• TASK PROMPT: Please retype the data in full and exactly; the pictures are not part of the copy.

## Begin PROVIDED DATA

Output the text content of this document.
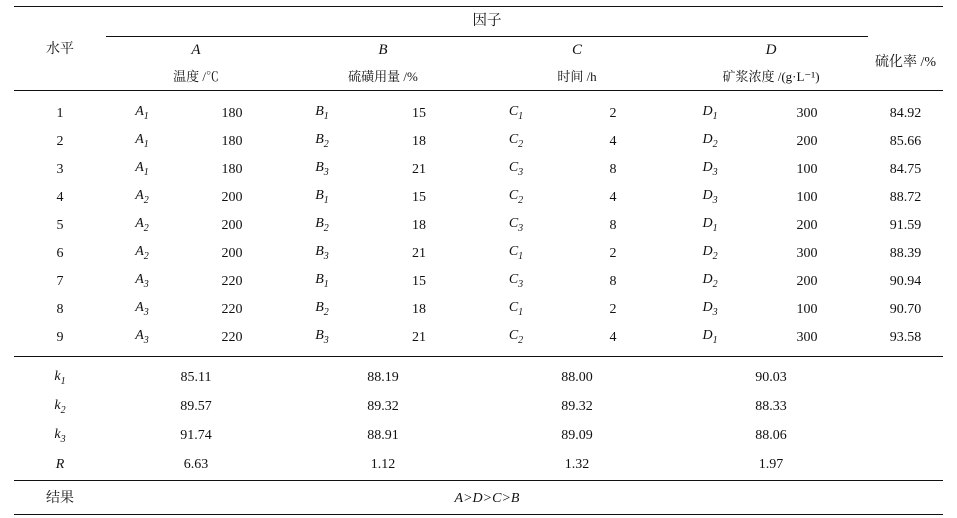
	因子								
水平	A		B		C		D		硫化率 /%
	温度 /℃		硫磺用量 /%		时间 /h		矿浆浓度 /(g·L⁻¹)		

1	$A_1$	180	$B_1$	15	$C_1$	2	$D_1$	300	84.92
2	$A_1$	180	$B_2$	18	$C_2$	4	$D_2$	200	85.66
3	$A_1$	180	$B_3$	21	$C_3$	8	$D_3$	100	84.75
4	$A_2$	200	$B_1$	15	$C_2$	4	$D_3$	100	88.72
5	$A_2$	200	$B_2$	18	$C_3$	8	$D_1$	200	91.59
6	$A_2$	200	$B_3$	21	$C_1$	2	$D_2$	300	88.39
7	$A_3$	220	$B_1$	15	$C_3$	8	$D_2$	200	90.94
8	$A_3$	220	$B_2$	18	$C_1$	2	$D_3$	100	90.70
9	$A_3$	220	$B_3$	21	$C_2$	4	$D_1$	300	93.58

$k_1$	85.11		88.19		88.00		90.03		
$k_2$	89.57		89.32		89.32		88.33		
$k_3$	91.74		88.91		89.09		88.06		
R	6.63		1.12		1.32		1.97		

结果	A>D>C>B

## End PROVIDED DATA

• OUTPUT FOR THIS EXERCISE:
Output the text content of this document.
	因子								
水平	A		B		C		D		硫化率 /%
	温度 /℃		硫磺用量 /%		时间 /h		矿浆浓度 /(g·L⁻¹)		

1	$A_1$	180	$B_1$	15	$C_1$	2	$D_1$	300	84.92
2	$A_1$	180	$B_2$	18	$C_2$	4	$D_2$	200	85.66
3	$A_1$	180	$B_3$	21	$C_3$	8	$D_3$	100	84.75
4	$A_2$	200	$B_1$	15	$C_2$	4	$D_3$	100	88.72
5	$A_2$	200	$B_2$	18	$C_3$	8	$D_1$	200	91.59
6	$A_2$	200	$B_3$	21	$C_1$	2	$D_2$	300	88.39
7	$A_3$	220	$B_1$	15	$C_3$	8	$D_2$	200	90.94
8	$A_3$	220	$B_2$	18	$C_1$	2	$D_3$	100	90.70
9	$A_3$	220	$B_3$	21	$C_2$	4	$D_1$	300	93.58

$k_1$	85.11		88.19		88.00		90.03		
$k_2$	89.57		89.32		89.32		88.33		
$k_3$	91.74		88.91		89.09		88.06		
R	6.63		1.12		1.32		1.97		

结果	A>D>C>B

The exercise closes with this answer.